### Problem details
In the material below, return unchanged the lines from the one containing "table-row: [43, 553, 838, 620]" through the one containing "row-time: 05시 ~ 06시: [43, 729, 204, 818]", including both of those lines.

## begin Information given

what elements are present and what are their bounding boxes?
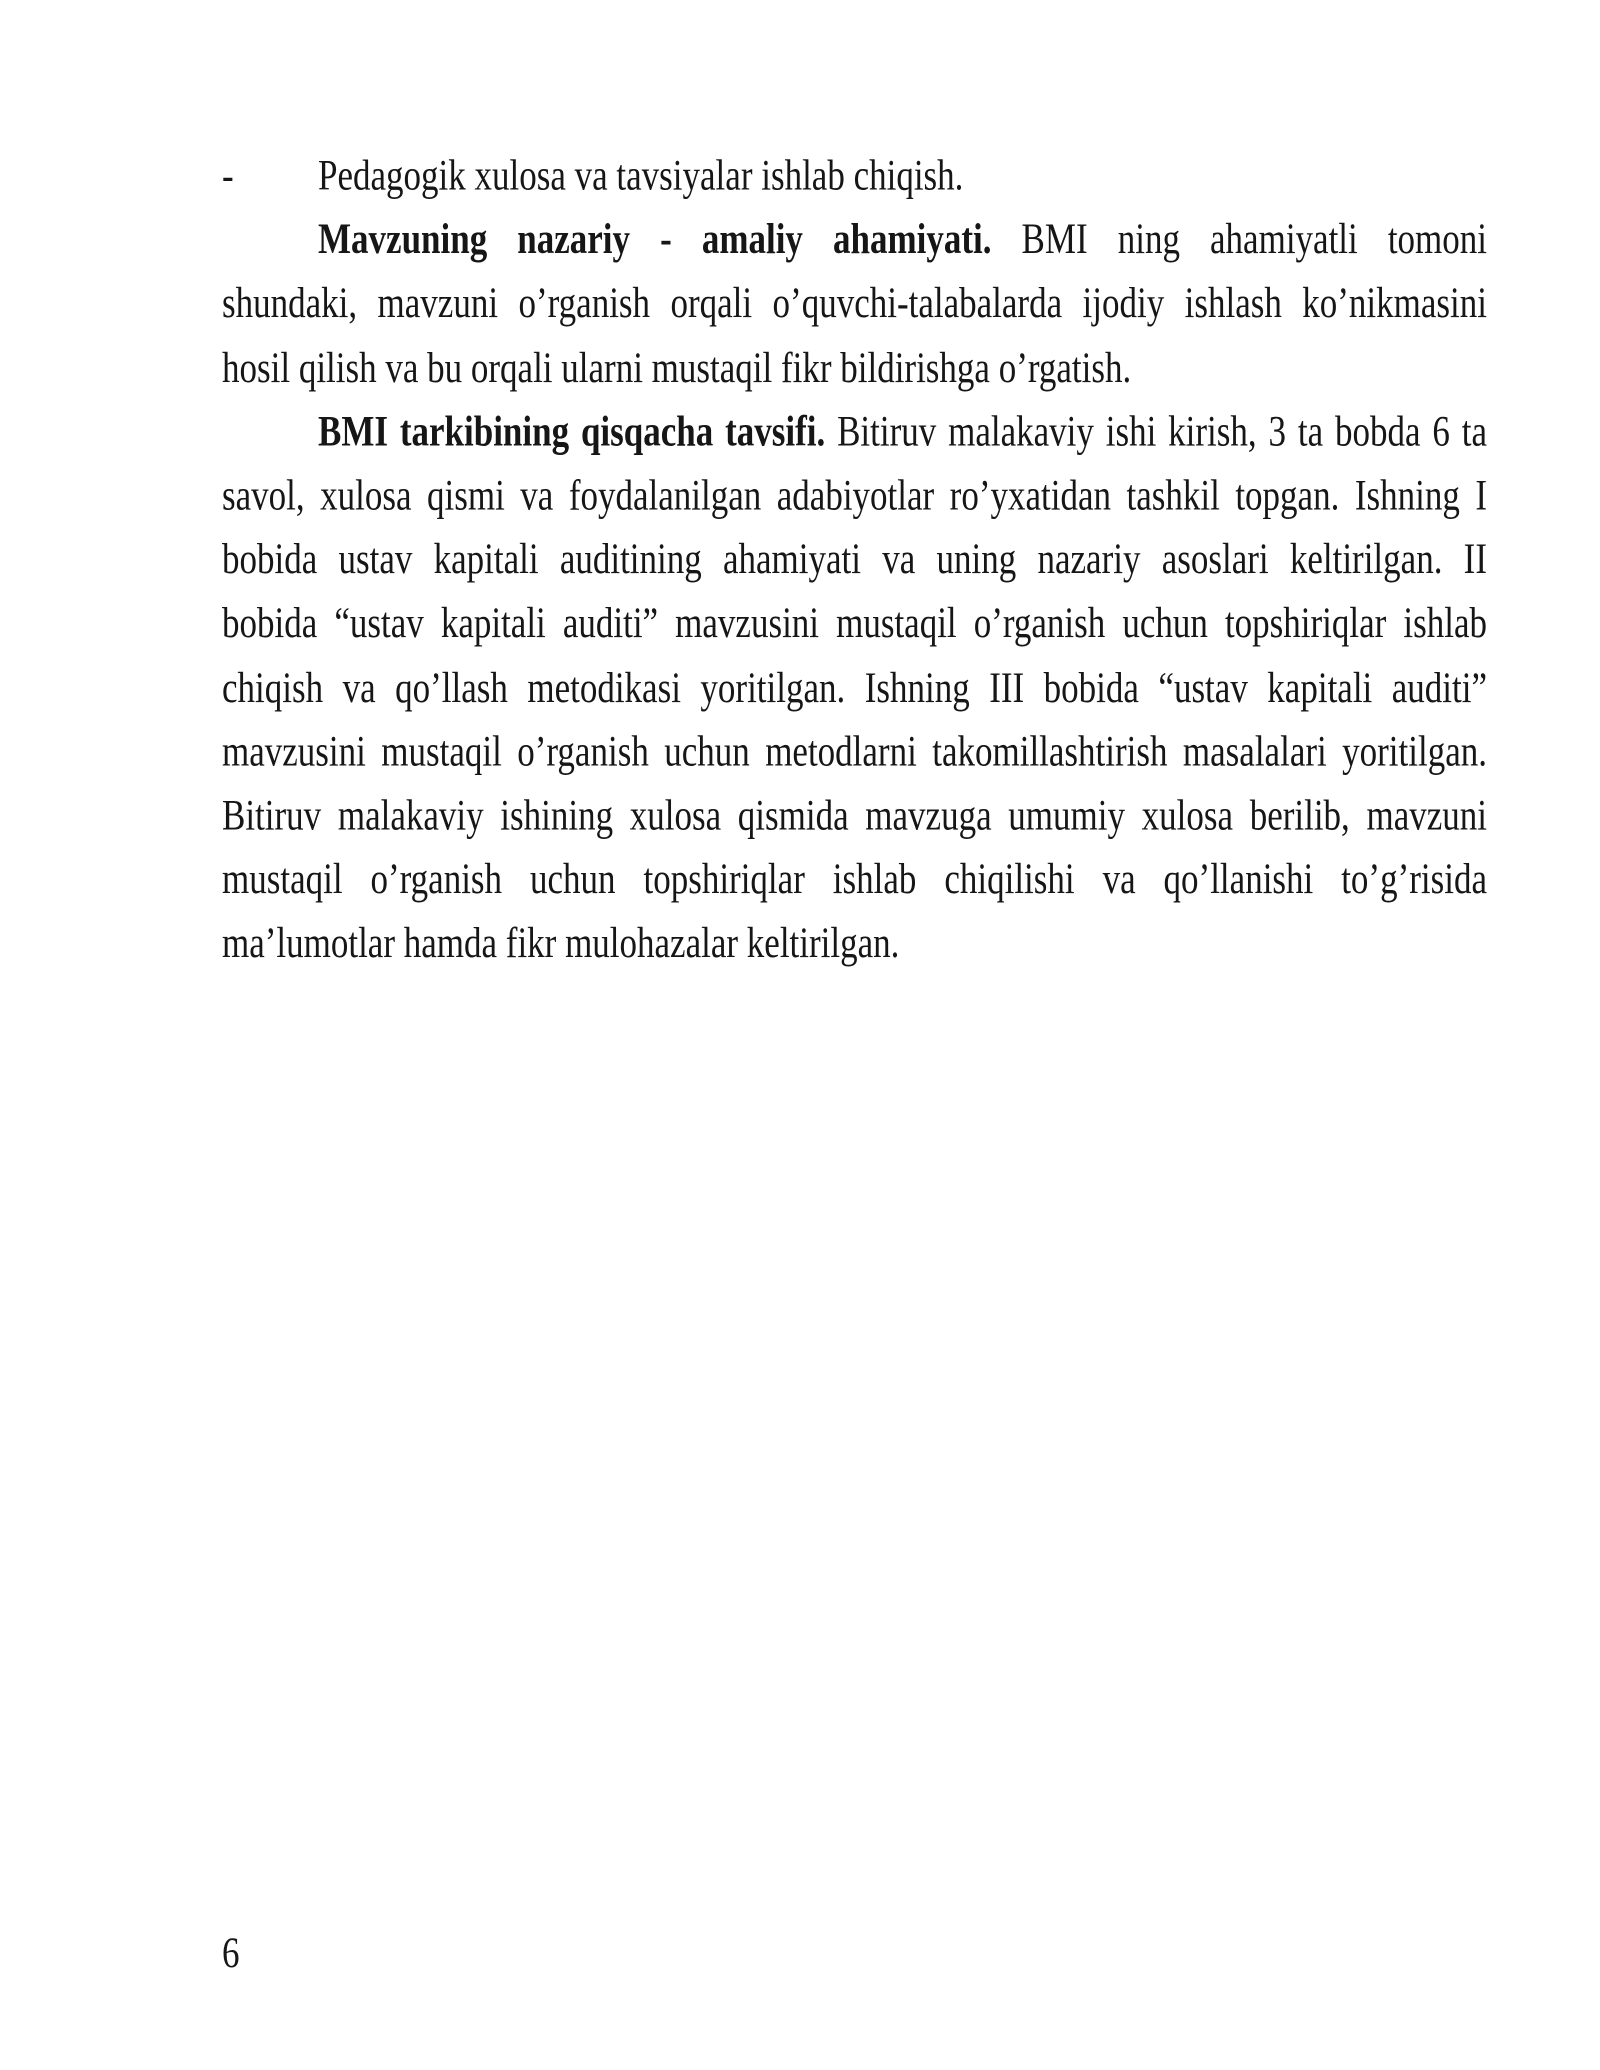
text-line bbox=[222, 783, 1487, 847]
text-line bbox=[222, 911, 1487, 975]
text-line bbox=[222, 335, 1487, 399]
text-line bbox=[222, 847, 1487, 911]
text-line bbox=[222, 207, 1487, 271]
text-line-body: BMI ning ahamiyatli tomoni bbox=[991, 214, 1487, 264]
paragraph-lead-bold: BMI tarkibining qisqacha tavsifi. bbox=[318, 406, 826, 456]
text-line-body: savol, xulosa qismi va foydalanilgan adabiyotlar ro’yxatidan tashkil topgan. Ishning I bbox=[222, 470, 1487, 520]
text-line bbox=[222, 463, 1487, 527]
text-line bbox=[222, 719, 1487, 783]
text-line-body: mavzusini mustaqil o’rganish uchun metodlarni takomillashtirish masalalari yoritilgan. bbox=[222, 726, 1487, 776]
page-number: 6 bbox=[222, 1927, 240, 1977]
paragraph-lead-bold: Mavzuning nazariy - amaliy ahamiyati. bbox=[318, 214, 992, 264]
text-line-body: ma’lumotlar hamda fikr mulohazalar keltirilgan. bbox=[222, 918, 900, 968]
text-line-body: Bitiruv malakaviy ishi kirish, 3 ta bobda 6 ta bbox=[825, 406, 1487, 456]
text-line-body: bobida “ustav kapitali auditi” mavzusini mustaqil o’rganish uchun topshiriqlar ishlab bbox=[222, 598, 1487, 648]
text-line bbox=[222, 527, 1487, 591]
text-line-body: Bitiruv malakaviy ishining xulosa qismida mavzuga umumiy xulosa berilib, mavzuni bbox=[222, 790, 1487, 840]
list-item-text: Pedagogik xulosa va tavsiyalar ishlab chiqish. bbox=[318, 150, 964, 200]
text-line bbox=[222, 591, 1487, 655]
text-block bbox=[222, 143, 1487, 1984]
text-line-body: chiqish va qo’llash metodikasi yoritilgan. Ishning III bobida “ustav kapitali auditi” bbox=[222, 662, 1487, 712]
list-item-line bbox=[222, 143, 1487, 207]
text-line bbox=[222, 271, 1487, 335]
text-line-body: shundaki, mavzuni o’rganish orqali o’quvchi-talabalarda ijodiy ishlash ko’nikmasini bbox=[222, 278, 1487, 328]
text-line-body: mustaqil o’rganish uchun topshiriqlar ishlab chiqilishi va qo’llanishi to’g’risida bbox=[222, 854, 1487, 904]
text-line bbox=[222, 655, 1487, 719]
text-line bbox=[222, 399, 1487, 463]
text-line-body: hosil qilish va bu orqali ularni mustaqil fikr bildirishga o’rgatish. bbox=[222, 342, 1132, 392]
list-dash-marker: - bbox=[222, 150, 234, 200]
text-line-body: bobida ustav kapitali auditining ahamiyati va uning nazariy asoslari keltirilgan. II bbox=[222, 534, 1487, 584]
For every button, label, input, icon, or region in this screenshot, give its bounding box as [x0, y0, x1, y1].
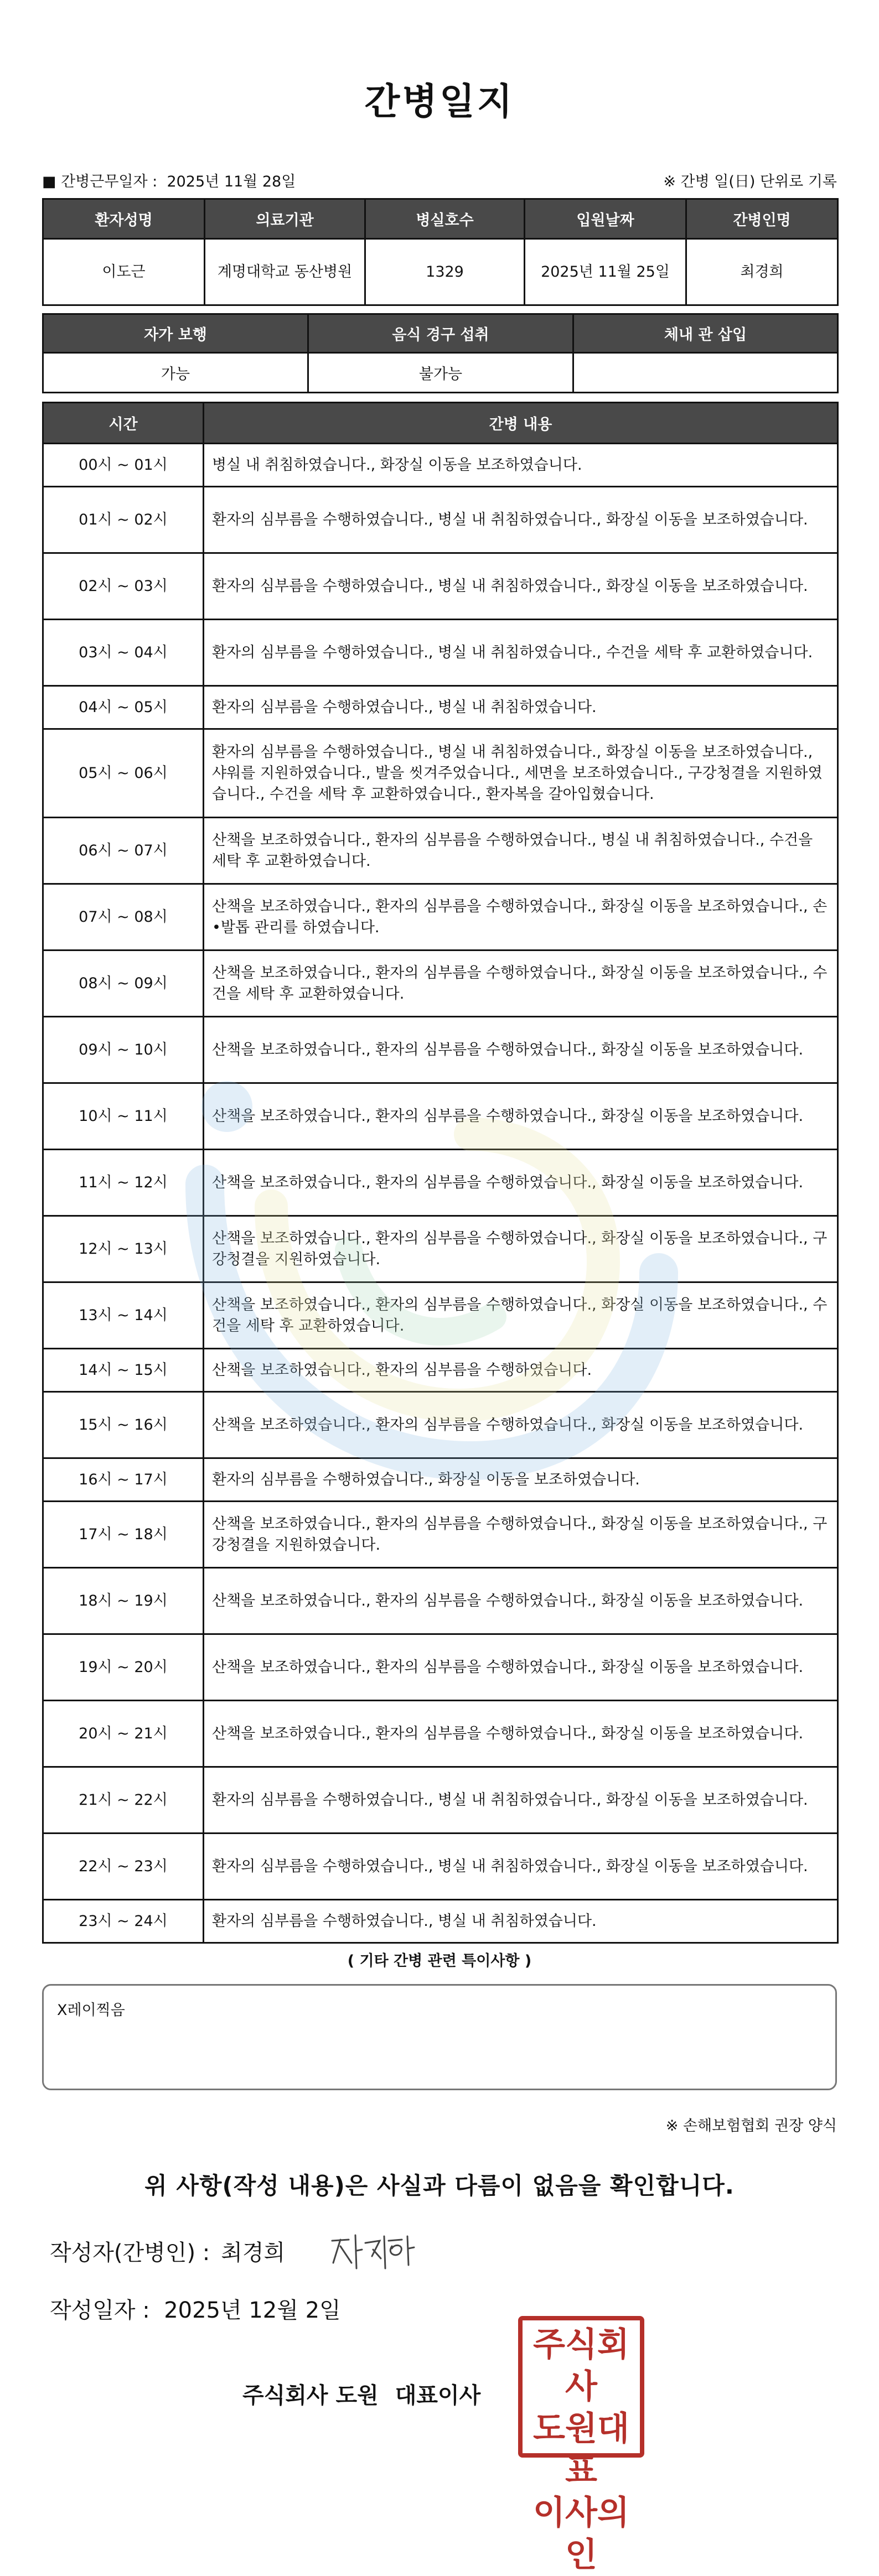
table-row: [43, 553, 838, 620]
oral-intake-value: 불가능: [308, 353, 573, 393]
row-content: 산책을 보조하였습니다., 환자의 심부름을 수행하였습니다., 화장실 이동을 보조하였습니다.: [204, 1701, 838, 1767]
row-content: 산책을 보조하였습니다., 환자의 심부름을 수행하였습니다., 화장실 이동을 보조하였습니다.: [204, 1568, 838, 1634]
row-content: 산책을 보조하였습니다., 환자의 심부름을 수행하였습니다.: [204, 1349, 838, 1392]
row-time: 03시 ~ 04시: [43, 620, 204, 686]
writer-line: [50, 2235, 285, 2267]
table-row: [43, 1083, 838, 1150]
table-row: [43, 1458, 838, 1502]
row-time: 01시 ~ 02시: [43, 487, 204, 553]
table-row: [43, 1701, 838, 1767]
row-time: 05시 ~ 06시: [43, 729, 204, 818]
header-room-number: 병실호수: [365, 199, 525, 239]
table-row: [43, 1216, 838, 1282]
header-hospital: 의료기관: [205, 199, 365, 239]
header-admission-date: 입원날짜: [525, 199, 686, 239]
row-time: 19시 ~ 20시: [43, 1634, 204, 1701]
work-date: [42, 169, 296, 191]
written-date-value: 2025년 12월 2일: [164, 2298, 341, 2323]
table-row: [43, 487, 838, 553]
company-seal-stamp: 주식회사 도원대표 이사의인: [518, 2316, 644, 2458]
header-oral-intake: 음식 경구 섭취: [308, 314, 573, 353]
table-row: [43, 1900, 838, 1943]
row-content: 산책을 보조하였습니다., 환자의 심부름을 수행하였습니다., 화장실 이동을 보조하였습니다.: [204, 1392, 838, 1458]
header-patient-name: 환자성명: [43, 199, 205, 239]
self-walking-value: 가능: [43, 353, 308, 393]
table-row: [43, 444, 838, 487]
written-date-label: 작성일자 :: [50, 2298, 150, 2323]
row-content: 환자의 심부름을 수행하였습니다., 병실 내 취침하였습니다., 화장실 이동을 보조하였습니다.: [204, 1834, 838, 1900]
table-row: [43, 620, 838, 686]
row-time: 06시 ~ 07시: [43, 818, 204, 884]
row-content: 환자의 심부름을 수행하였습니다., 병실 내 취침하였습니다.: [204, 686, 838, 729]
table-row: [43, 1634, 838, 1701]
hourly-care-log-table: [42, 402, 839, 1944]
row-time: 23시 ~ 24시: [43, 1900, 204, 1943]
unit-note: ※ 간병 일(日) 단위로 기록: [663, 173, 837, 190]
patient-status-table: [42, 313, 839, 393]
row-content: 병실 내 취침하였습니다., 화장실 이동을 보조하였습니다.: [204, 444, 838, 487]
row-content: 산책을 보조하였습니다., 환자의 심부름을 수행하였습니다., 화장실 이동을 보조하였습니다., 수건을 세탁 후 교환하였습니다.: [204, 1282, 838, 1349]
row-time: 15시 ~ 16시: [43, 1392, 204, 1458]
writer-label: 작성자(간병인) :: [50, 2240, 210, 2266]
row-time: 09시 ~ 10시: [43, 1017, 204, 1083]
row-time: 21시 ~ 22시: [43, 1767, 204, 1834]
row-time: 00시 ~ 01시: [43, 444, 204, 487]
header-tube-insertion: 체내 관 삽입: [573, 314, 838, 353]
table-row: [43, 1282, 838, 1349]
admission-date: 2025년 11월 25일: [525, 239, 686, 305]
row-time: 13시 ~ 14시: [43, 1282, 204, 1349]
table-row: [43, 884, 838, 951]
patient-info-table: [42, 198, 839, 306]
row-time: 22시 ~ 23시: [43, 1834, 204, 1900]
row-time: 07시 ~ 08시: [43, 884, 204, 951]
writer-name: 최경희: [221, 2240, 286, 2266]
row-time: 14시 ~ 15시: [43, 1349, 204, 1392]
form-source-note: ※ 손해보험협회 권장 양식: [665, 2117, 837, 2134]
confirmation-statement: 위 사항(작성 내용)은 사실과 다름이 없음을 확인합니다.: [144, 2172, 735, 2199]
row-content: 환자의 심부름을 수행하였습니다., 병실 내 취침하였습니다., 수건을 세탁 후 교환하였습니다.: [204, 620, 838, 686]
row-content: 산책을 보조하였습니다., 환자의 심부름을 수행하였습니다., 화장실 이동을 보조하였습니다., 수건을 세탁 후 교환하였습니다.: [204, 951, 838, 1017]
row-time: 16시 ~ 17시: [43, 1458, 204, 1502]
row-content: 환자의 심부름을 수행하였습니다., 병실 내 취침하였습니다., 화장실 이동을 보조하였습니다., 샤워를 지원하였습니다., 발을 씻겨주었습니다., 세면을 보조하였습니다., 구강청결을 지원하였습니다., 수건을 세탁 후 교환하였습니다., 환자복을 갈아입혔습니다.: [204, 729, 838, 818]
company-line: [242, 2378, 480, 2409]
notes-title: ( 기타 간병 관련 특이사항 ): [347, 1952, 532, 1970]
row-content: 산책을 보조하였습니다., 환자의 심부름을 수행하였습니다., 화장실 이동을 보조하였습니다., 구강청결을 지원하였습니다.: [204, 1216, 838, 1282]
row-content: 산책을 보조하였습니다., 환자의 심부름을 수행하였습니다., 화장실 이동을 보조하였습니다., 손•발톱 관리를 하였습니다.: [204, 884, 838, 951]
written-date-line: [50, 2293, 341, 2324]
table-row: [43, 686, 838, 729]
row-time: 11시 ~ 12시: [43, 1150, 204, 1216]
row-content: 환자의 심부름을 수행하였습니다., 병실 내 취침하였습니다., 화장실 이동을 보조하였습니다.: [204, 553, 838, 620]
row-time: 17시 ~ 18시: [43, 1502, 204, 1568]
table-row: [43, 1568, 838, 1634]
row-time: 20시 ~ 21시: [43, 1701, 204, 1767]
header-care-content: 간병 내용: [204, 403, 838, 444]
row-content: 산책을 보조하였습니다., 환자의 심부름을 수행하였습니다., 화장실 이동을 보조하였습니다.: [204, 1150, 838, 1216]
caregiver-name: 최경희: [686, 239, 838, 305]
row-content: 환자의 심부름을 수행하였습니다., 화장실 이동을 보조하였습니다.: [204, 1458, 838, 1502]
row-time: 10시 ~ 11시: [43, 1083, 204, 1150]
table-row: [43, 1150, 838, 1216]
row-time: 02시 ~ 03시: [43, 553, 204, 620]
work-date-label: ■ 간병근무일자 :: [42, 173, 158, 190]
table-row: [43, 1834, 838, 1900]
patient-name: 이도근: [43, 239, 205, 305]
hospital-name: 계명대학교 동산병원: [205, 239, 365, 305]
table-row: [43, 1017, 838, 1083]
row-content: 산책을 보조하였습니다., 환자의 심부름을 수행하였습니다., 화장실 이동을 보조하였습니다.: [204, 1634, 838, 1701]
company-name: 주식회사 도원: [242, 2383, 379, 2408]
table-row: [43, 818, 838, 884]
room-number: 1329: [365, 239, 525, 305]
row-content: 산책을 보조하였습니다., 환자의 심부름을 수행하였습니다., 병실 내 취침하였습니다., 수건을 세탁 후 교환하였습니다.: [204, 818, 838, 884]
table-row: [43, 1349, 838, 1392]
notes-box: [42, 1984, 837, 2090]
company-representative: 대표이사: [395, 2383, 481, 2408]
table-row: [43, 1392, 838, 1458]
header-self-walking: 자가 보행: [43, 314, 308, 353]
row-content: 산책을 보조하였습니다., 환자의 심부름을 수행하였습니다., 화장실 이동을 보조하였습니다.: [204, 1017, 838, 1083]
table-row: [43, 1767, 838, 1834]
row-content: 산책을 보조하였습니다., 환자의 심부름을 수행하였습니다., 화장실 이동을 보조하였습니다.: [204, 1083, 838, 1150]
header-time: 시간: [43, 403, 204, 444]
table-row: [43, 951, 838, 1017]
table-row: [43, 1502, 838, 1568]
row-content: 산책을 보조하였습니다., 환자의 심부름을 수행하였습니다., 화장실 이동을 보조하였습니다., 구강청결을 지원하였습니다.: [204, 1502, 838, 1568]
row-time: 12시 ~ 13시: [43, 1216, 204, 1282]
row-time: 18시 ~ 19시: [43, 1568, 204, 1634]
work-date-value: 2025년 11월 28일: [167, 173, 296, 190]
table-row: [43, 729, 838, 818]
page-title: 간병일지: [364, 80, 515, 123]
row-content: 환자의 심부름을 수행하였습니다., 병실 내 취침하였습니다., 화장실 이동을 보조하였습니다.: [204, 487, 838, 553]
row-content: 환자의 심부름을 수행하였습니다., 병실 내 취침하였습니다.: [204, 1900, 838, 1943]
row-time: 04시 ~ 05시: [43, 686, 204, 729]
row-time: 08시 ~ 09시: [43, 951, 204, 1017]
header-caregiver-name: 간병인명: [686, 199, 838, 239]
notes-content: X레이찍음: [57, 2002, 125, 2019]
handwritten-signature: [327, 2224, 415, 2279]
row-content: 환자의 심부름을 수행하였습니다., 병실 내 취침하였습니다., 화장실 이동을 보조하였습니다.: [204, 1767, 838, 1834]
tube-insertion-value: [573, 353, 838, 393]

## end Information given

### The solution
table-row: [43, 553, 838, 620]
oral-intake-value: 불가능: [308, 353, 573, 393]
row-content: 산책을 보조하였습니다., 환자의 심부름을 수행하였습니다., 화장실 이동을 보조하였습니다.: [204, 1701, 838, 1767]
row-content: 산책을 보조하였습니다., 환자의 심부름을 수행하였습니다., 화장실 이동을 보조하였습니다.: [204, 1568, 838, 1634]
row-content: 산책을 보조하였습니다., 환자의 심부름을 수행하였습니다.: [204, 1349, 838, 1392]
row-time: 03시 ~ 04시: [43, 620, 204, 686]
writer-line: [50, 2235, 285, 2267]
table-row: [43, 1083, 838, 1150]
table-row: [43, 1458, 838, 1502]
row-time: 01시 ~ 02시: [43, 487, 204, 553]
table-row: [43, 1701, 838, 1767]
row-time: 05시 ~ 06시: [43, 729, 204, 818]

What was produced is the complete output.